Each line that contains the word "Gautam" counts once; give the total for the records below and nothing else.

───── Dataset records

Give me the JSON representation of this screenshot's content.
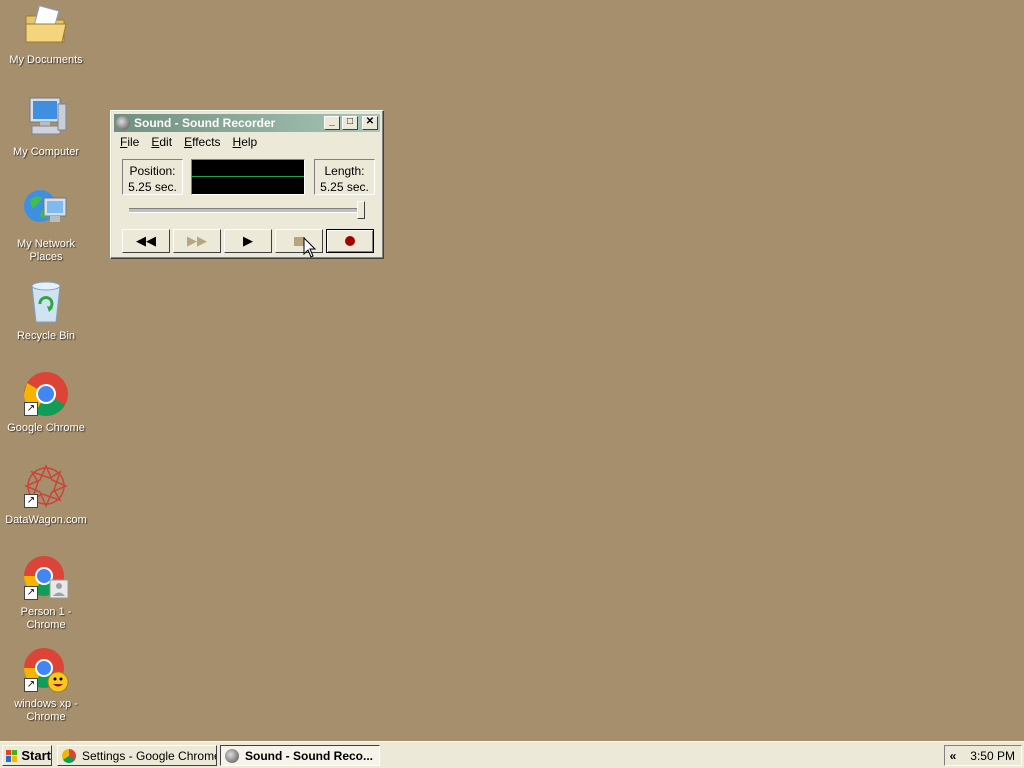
{
  "desktop": {
    "icons": [
      {
        "label": "My Documents",
        "icon": "folder-documents-icon"
      },
      {
        "label": "My Computer",
        "icon": "computer-icon"
      },
      {
        "label": "My Network Places",
        "icon": "network-places-icon"
      },
      {
        "label": "Recycle Bin",
        "icon": "recycle-bin-icon"
      },
      {
        "label": "Google Chrome",
        "icon": "chrome-icon"
      },
      {
        "label": "DataWagon.com",
        "icon": "datawagon-icon"
      },
      {
        "label": "Person 1 - Chrome",
        "icon": "chrome-person-icon"
      },
      {
        "label": "windows xp - Chrome",
        "icon": "chrome-smiley-icon"
      }
    ]
  },
  "window": {
    "title": "Sound - Sound Recorder",
    "menu": [
      "File",
      "Edit",
      "Effects",
      "Help"
    ],
    "position_label": "Position:",
    "position_value": "5.25 sec.",
    "length_label": "Length:",
    "length_value": "5.25 sec.",
    "slider_fraction": 1.0,
    "buttons": {
      "rewind": "◀◀",
      "forward": "▶▶",
      "play": "▶"
    }
  },
  "taskbar": {
    "start_label": "Start",
    "tasks": [
      {
        "label": "Settings - Google Chrome",
        "active": false
      },
      {
        "label": "Sound - Sound Reco...",
        "active": true
      }
    ],
    "tray_chevron": "«",
    "clock": "3:50 PM"
  },
  "colors": {
    "desktop": "#a68f6c",
    "titlebar_start": "#6f8f7f",
    "titlebar_end": "#a9c7b7",
    "wave_line": "#21a14a",
    "record": "#a30000"
  }
}
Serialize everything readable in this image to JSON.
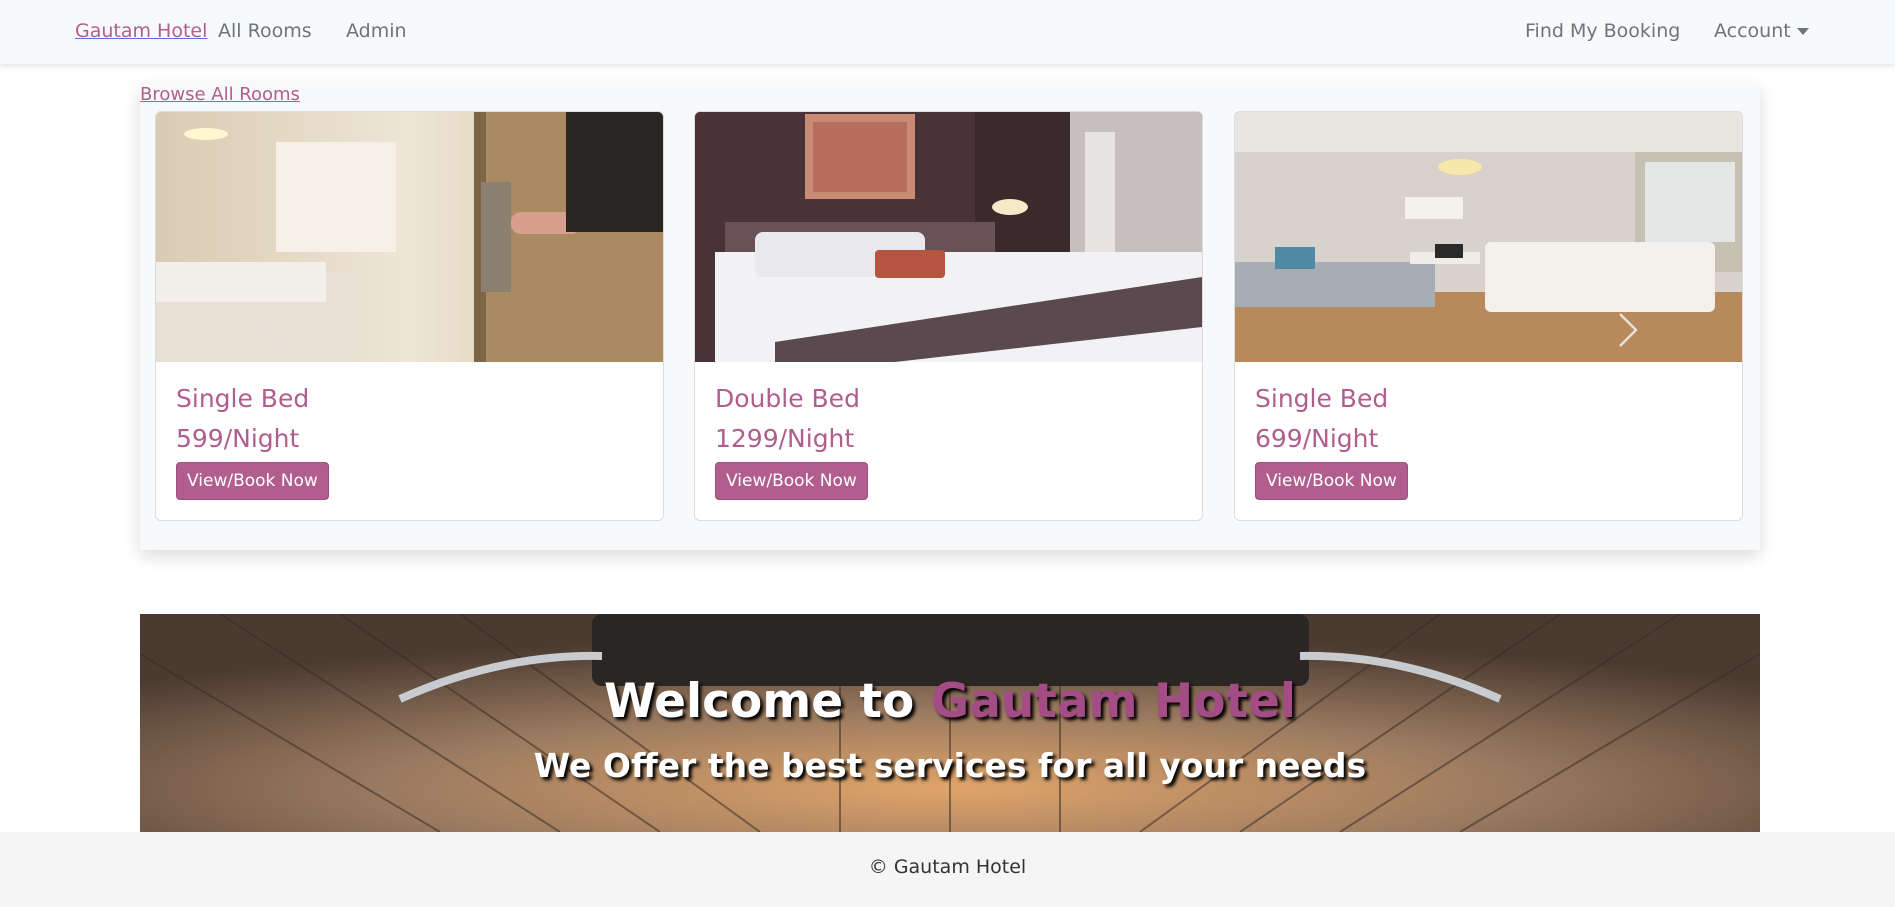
{
  "navbar": {
    "brand": "Gautam Hotel",
    "links": [
      "All Rooms",
      "Admin"
    ],
    "right_links": [
      "Find My Booking",
      "Account"
    ]
  },
  "carousel": {
    "browse_link": "Browse All Rooms",
    "cards": [
      {
        "title": "Single Bed",
        "price": "599/Night",
        "button": "View/Book Now"
      },
      {
        "title": "Double Bed",
        "price": "1299/Night",
        "button": "View/Book Now"
      },
      {
        "title": "Single Bed",
        "price": "699/Night",
        "button": "View/Book Now"
      }
    ]
  },
  "hero": {
    "title_prefix": "Welcome to",
    "title_accent": "Gautam Hotel",
    "subtitle": "We Offer the best services for all your needs"
  },
  "footer": {
    "text": "© Gautam Hotel"
  },
  "colors": {
    "accent": "#b15e8e",
    "navbar_bg": "#f8f9fa",
    "footer_bg": "#f5f5f5"
  },
  "icons": {
    "prev": "chevron-left-icon",
    "next": "chevron-right-icon",
    "account_caret": "caret-down-icon"
  }
}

──────────

→ Finished task
3